▸ Document understanding data:
____

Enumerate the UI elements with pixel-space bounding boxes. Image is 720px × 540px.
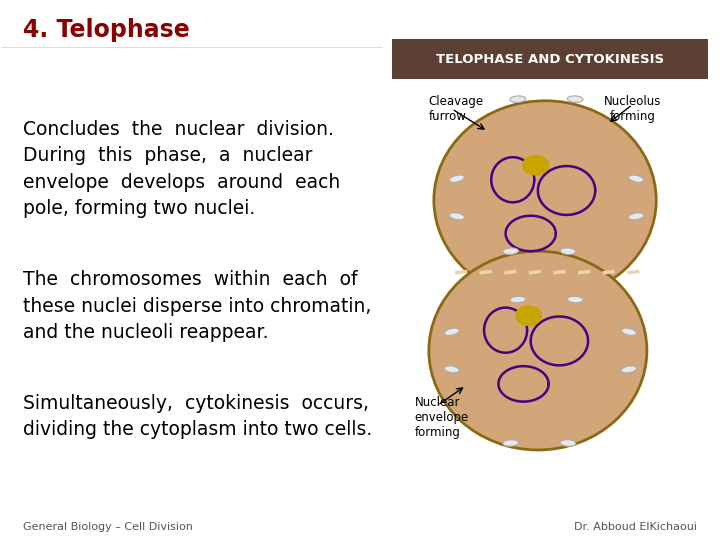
Ellipse shape [444,366,459,373]
Ellipse shape [567,296,583,303]
Ellipse shape [560,440,576,446]
Circle shape [516,306,541,325]
Ellipse shape [449,175,464,183]
Text: Nuclear
envelope
forming: Nuclear envelope forming [415,396,469,439]
Text: The  chromosomes  within  each  of
these nuclei disperse into chromatin,
and the: The chromosomes within each of these nuc… [23,270,372,342]
Ellipse shape [503,248,518,254]
Text: Nucleolus
forming: Nucleolus forming [604,96,661,124]
Ellipse shape [444,328,459,335]
Ellipse shape [621,366,636,373]
Ellipse shape [629,175,644,183]
Ellipse shape [434,101,656,300]
Ellipse shape [629,213,644,220]
Ellipse shape [449,213,464,220]
Text: Dr. Abboud ElKichaoui: Dr. Abboud ElKichaoui [574,522,697,532]
Text: 4. Telophase: 4. Telophase [23,17,189,42]
Circle shape [523,156,549,175]
Text: Simultaneously,  cytokinesis  occurs,
dividing the cytoplasm into two cells.: Simultaneously, cytokinesis occurs, divi… [23,394,372,439]
Ellipse shape [567,96,583,103]
Ellipse shape [503,440,518,446]
Ellipse shape [510,296,526,303]
Ellipse shape [560,248,576,254]
Text: Concludes  the  nuclear  division.
During  this  phase,  a  nuclear
envelope  de: Concludes the nuclear division. During t… [23,119,340,218]
Text: TELOPHASE AND CYTOKINESIS: TELOPHASE AND CYTOKINESIS [436,52,664,66]
Text: Cleavage
furrow: Cleavage furrow [429,96,484,124]
Ellipse shape [429,251,647,450]
Text: General Biology – Cell Division: General Biology – Cell Division [23,522,193,532]
Ellipse shape [621,328,636,335]
Ellipse shape [510,96,526,103]
FancyBboxPatch shape [392,39,708,79]
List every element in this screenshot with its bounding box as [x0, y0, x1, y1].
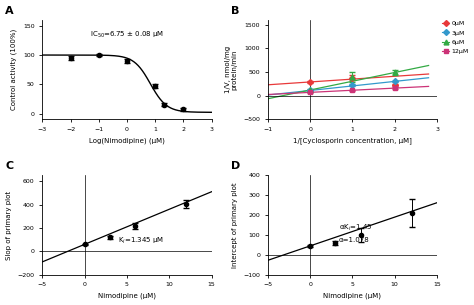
X-axis label: Log(Nimodipine) (μM): Log(Nimodipine) (μM) [89, 138, 165, 144]
Y-axis label: Control activity (100%): Control activity (100%) [11, 29, 18, 110]
Text: α=1.078: α=1.078 [339, 237, 370, 243]
Text: IC$_{50}$=6.75 ± 0.08 μM: IC$_{50}$=6.75 ± 0.08 μM [90, 30, 164, 40]
Y-axis label: 1/V, nmol/mg
protein/min: 1/V, nmol/mg protein/min [225, 46, 237, 93]
Text: B: B [230, 6, 239, 16]
Y-axis label: Intercept of primary plot: Intercept of primary plot [232, 182, 237, 268]
Text: αK$_i$=1.45: αK$_i$=1.45 [339, 223, 373, 233]
X-axis label: Nimodipine (μM): Nimodipine (μM) [323, 293, 382, 300]
Legend: 0μM, 3μM, 6μM, 12μM: 0μM, 3μM, 6μM, 12μM [442, 21, 468, 54]
Text: A: A [5, 6, 14, 16]
X-axis label: Nimodipine (μM): Nimodipine (μM) [98, 293, 156, 300]
X-axis label: 1/[Cyclosporin concentration, μM]: 1/[Cyclosporin concentration, μM] [293, 138, 412, 144]
Text: D: D [230, 161, 240, 171]
Y-axis label: Slop of primary plot: Slop of primary plot [6, 191, 12, 260]
Text: C: C [5, 161, 13, 171]
Text: K$_i$=1.345 μM: K$_i$=1.345 μM [118, 236, 164, 246]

____

▸ ABOUT THIS TASK:
Restate the records above verbatim. Pictures stay out.

▸ ANSWER SPACE:
Enumerate the UI elements with pixel-space bounding boxes. Image is 720px × 540px.
Ellipse shape [444,366,459,373]
Ellipse shape [567,296,583,303]
Ellipse shape [560,440,576,446]
Circle shape [516,306,541,325]
Ellipse shape [449,175,464,183]
Text: Nuclear
envelope
forming: Nuclear envelope forming [415,396,469,439]
Text: The  chromosomes  within  each  of
these nuclei disperse into chromatin,
and the: The chromosomes within each of these nuc… [23,270,372,342]
Ellipse shape [503,248,518,254]
Text: Nucleolus
forming: Nucleolus forming [604,96,661,124]
Ellipse shape [444,328,459,335]
Ellipse shape [621,366,636,373]
Ellipse shape [629,175,644,183]
Ellipse shape [434,101,656,300]
Ellipse shape [629,213,644,220]
Ellipse shape [449,213,464,220]
Text: Dr. Abboud ElKichaoui: Dr. Abboud ElKichaoui [574,522,697,532]
Text: 4. Telophase: 4. Telophase [23,17,189,42]
Circle shape [523,156,549,175]
Text: Simultaneously,  cytokinesis  occurs,
dividing the cytoplasm into two cells.: Simultaneously, cytokinesis occurs, divi… [23,394,372,439]
Ellipse shape [567,96,583,103]
Ellipse shape [503,440,518,446]
Ellipse shape [510,296,526,303]
Ellipse shape [560,248,576,254]
Text: Concludes  the  nuclear  division.
During  this  phase,  a  nuclear
envelope  de: Concludes the nuclear division. During t… [23,119,340,218]
Text: TELOPHASE AND CYTOKINESIS: TELOPHASE AND CYTOKINESIS [436,52,664,66]
Text: Cleavage
furrow: Cleavage furrow [429,96,484,124]
Ellipse shape [429,251,647,450]
Text: General Biology – Cell Division: General Biology – Cell Division [23,522,193,532]
Ellipse shape [621,328,636,335]
Ellipse shape [510,96,526,103]
FancyBboxPatch shape [392,39,708,79]
List every element in this screenshot with its bounding box as [x0, y0, x1, y1].
X-axis label: Log(Nimodipine) (μM): Log(Nimodipine) (μM) [89, 138, 165, 144]
Y-axis label: Control activity (100%): Control activity (100%) [11, 29, 18, 110]
Text: α=1.078: α=1.078 [339, 237, 370, 243]
Text: IC$_{50}$=6.75 ± 0.08 μM: IC$_{50}$=6.75 ± 0.08 μM [90, 30, 164, 40]
Y-axis label: 1/V, nmol/mg
protein/min: 1/V, nmol/mg protein/min [225, 46, 237, 93]
Text: B: B [230, 6, 239, 16]
Y-axis label: Intercept of primary plot: Intercept of primary plot [232, 182, 237, 268]
Text: αK$_i$=1.45: αK$_i$=1.45 [339, 223, 373, 233]
X-axis label: Nimodipine (μM): Nimodipine (μM) [323, 293, 382, 300]
Legend: 0μM, 3μM, 6μM, 12μM: 0μM, 3μM, 6μM, 12μM [442, 21, 468, 54]
Text: A: A [5, 6, 14, 16]
X-axis label: Nimodipine (μM): Nimodipine (μM) [98, 293, 156, 300]
X-axis label: 1/[Cyclosporin concentration, μM]: 1/[Cyclosporin concentration, μM] [293, 138, 412, 144]
Text: D: D [230, 161, 240, 171]
Y-axis label: Slop of primary plot: Slop of primary plot [6, 191, 12, 260]
Text: C: C [5, 161, 13, 171]
Text: K$_i$=1.345 μM: K$_i$=1.345 μM [118, 236, 164, 246]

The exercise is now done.